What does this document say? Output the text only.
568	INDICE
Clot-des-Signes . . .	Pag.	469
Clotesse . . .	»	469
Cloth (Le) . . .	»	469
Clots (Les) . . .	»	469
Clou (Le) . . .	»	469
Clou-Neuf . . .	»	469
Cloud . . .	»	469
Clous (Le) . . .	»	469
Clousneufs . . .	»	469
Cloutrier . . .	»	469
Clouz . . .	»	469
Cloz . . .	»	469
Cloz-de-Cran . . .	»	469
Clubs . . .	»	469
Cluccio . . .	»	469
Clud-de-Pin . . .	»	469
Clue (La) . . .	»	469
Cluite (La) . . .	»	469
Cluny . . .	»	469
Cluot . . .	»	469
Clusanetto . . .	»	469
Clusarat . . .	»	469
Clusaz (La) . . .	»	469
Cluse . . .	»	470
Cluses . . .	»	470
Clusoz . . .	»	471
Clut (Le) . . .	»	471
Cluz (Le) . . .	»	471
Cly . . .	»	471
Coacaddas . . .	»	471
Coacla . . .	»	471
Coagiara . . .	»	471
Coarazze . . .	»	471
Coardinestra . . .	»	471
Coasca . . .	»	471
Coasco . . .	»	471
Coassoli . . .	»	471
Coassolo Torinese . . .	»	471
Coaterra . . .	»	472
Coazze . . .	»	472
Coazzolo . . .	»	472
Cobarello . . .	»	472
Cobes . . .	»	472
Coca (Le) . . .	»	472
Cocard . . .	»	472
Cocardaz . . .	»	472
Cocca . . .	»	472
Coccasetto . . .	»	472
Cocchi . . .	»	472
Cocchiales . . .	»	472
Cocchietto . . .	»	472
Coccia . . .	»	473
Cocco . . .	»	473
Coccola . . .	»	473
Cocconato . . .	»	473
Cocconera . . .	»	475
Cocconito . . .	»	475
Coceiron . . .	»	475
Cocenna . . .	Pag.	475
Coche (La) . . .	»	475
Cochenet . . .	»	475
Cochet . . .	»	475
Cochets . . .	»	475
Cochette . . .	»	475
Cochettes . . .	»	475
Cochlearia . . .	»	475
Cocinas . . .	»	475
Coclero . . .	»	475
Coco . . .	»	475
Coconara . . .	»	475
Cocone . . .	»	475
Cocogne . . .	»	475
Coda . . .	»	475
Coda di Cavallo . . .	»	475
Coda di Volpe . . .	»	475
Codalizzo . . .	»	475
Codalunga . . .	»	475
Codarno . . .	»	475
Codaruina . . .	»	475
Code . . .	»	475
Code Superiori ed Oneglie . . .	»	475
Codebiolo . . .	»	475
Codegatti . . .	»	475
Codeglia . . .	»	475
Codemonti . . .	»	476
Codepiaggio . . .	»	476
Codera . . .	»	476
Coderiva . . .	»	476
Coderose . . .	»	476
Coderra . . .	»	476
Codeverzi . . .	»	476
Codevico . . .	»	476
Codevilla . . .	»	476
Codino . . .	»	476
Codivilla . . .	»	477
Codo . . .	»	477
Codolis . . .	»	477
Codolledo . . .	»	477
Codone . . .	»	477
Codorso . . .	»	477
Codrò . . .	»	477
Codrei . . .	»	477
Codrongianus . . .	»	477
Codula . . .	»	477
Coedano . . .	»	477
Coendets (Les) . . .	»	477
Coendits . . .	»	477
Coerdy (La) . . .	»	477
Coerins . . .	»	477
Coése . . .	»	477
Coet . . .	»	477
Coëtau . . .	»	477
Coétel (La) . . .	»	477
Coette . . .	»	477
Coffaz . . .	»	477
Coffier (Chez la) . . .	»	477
+--
(WHAT THE EXERCISE ASKS): Retype every entry above, word for word.

(FINAL RESULT):
What does this document say? Output the text only.
568	INDICE
Clot-des-Signes . . .	Pag.	469
Clotesse . . .	»	469
Cloth (Le) . . .	»	469
Clots (Les) . . .	»	469
Clou (Le) . . .	»	469
Clou-Neuf . . .	»	469
Cloud . . .	»	469
Clous (Le) . . .	»	469
Clousneufs . . .	»	469
Cloutrier . . .	»	469
Clouz . . .	»	469
Cloz . . .	»	469
Cloz-de-Cran . . .	»	469
Clubs . . .	»	469
Cluccio . . .	»	469
Clud-de-Pin . . .	»	469
Clue (La) . . .	»	469
Cluite (La) . . .	»	469
Cluny . . .	»	469
Cluot . . .	»	469
Clusanetto . . .	»	469
Clusarat . . .	»	469
Clusaz (La) . . .	»	469
Cluse . . .	»	470
Cluses . . .	»	470
Clusoz . . .	»	471
Clut (Le) . . .	»	471
Cluz (Le) . . .	»	471
Cly . . .	»	471
Coacaddas . . .	»	471
Coacla . . .	»	471
Coagiara . . .	»	471
Coarazze . . .	»	471
Coardinestra . . .	»	471
Coasca . . .	»	471
Coasco . . .	»	471
Coassoli . . .	»	471
Coassolo Torinese . . .	»	471
Coaterra . . .	»	472
Coazze . . .	»	472
Coazzolo . . .	»	472
Cobarello . . .	»	472
Cobes . . .	»	472
Coca (Le) . . .	»	472
Cocard . . .	»	472
Cocardaz . . .	»	472
Cocca . . .	»	472
Coccasetto . . .	»	472
Cocchi . . .	»	472
Cocchiales . . .	»	472
Cocchietto . . .	»	472
Coccia . . .	»	473
Cocco . . .	»	473
Coccola . . .	»	473
Cocconato . . .	»	473
Cocconera . . .	»	475
Cocconito . . .	»	475
Coceiron . . .	»	475
Cocenna . . .	Pag.	475
Coche (La) . . .	»	475
Cochenet . . .	»	475
Cochet . . .	»	475
Cochets . . .	»	475
Cochette . . .	»	475
Cochettes . . .	»	475
Cochlearia . . .	»	475
Cocinas . . .	»	475
Coclero . . .	»	475
Coco . . .	»	475
Coconara . . .	»	475
Cocone . . .	»	475
Cocogne . . .	»	475
Coda . . .	»	475
Coda di Cavallo . . .	»	475
Coda di Volpe . . .	»	475
Codalizzo . . .	»	475
Codalunga . . .	»	475
Codarno . . .	»	475
Codaruina . . .	»	475
Code . . .	»	475
Code Superiori ed Oneglie . . .	»	475
Codebiolo . . .	»	475
Codegatti . . .	»	475
Codeglia . . .	»	475
Codemonti . . .	»	476
Codepiaggio . . .	»	476
Codera . . .	»	476
Coderiva . . .	»	476
Coderose . . .	»	476
Coderra . . .	»	476
Codeverzi . . .	»	476
Codevico . . .	»	476
Codevilla . . .	»	476
Codino . . .	»	476
Codivilla . . .	»	477
Codo . . .	»	477
Codolis . . .	»	477
Codolledo . . .	»	477
Codone . . .	»	477
Codorso . . .	»	477
Codrò . . .	»	477
Codrei . . .	»	477
Codrongianus . . .	»	477
Codula . . .	»	477
Coedano . . .	»	477
Coendets (Les) . . .	»	477
Coendits . . .	»	477
Coerdy (La) . . .	»	477
Coerins . . .	»	477
Coése . . .	»	477
Coet . . .	»	477
Coëtau . . .	»	477
Coétel (La) . . .	»	477
Coette . . .	»	477
Coffaz . . .	»	477
Coffier (Chez la) . . .	»	477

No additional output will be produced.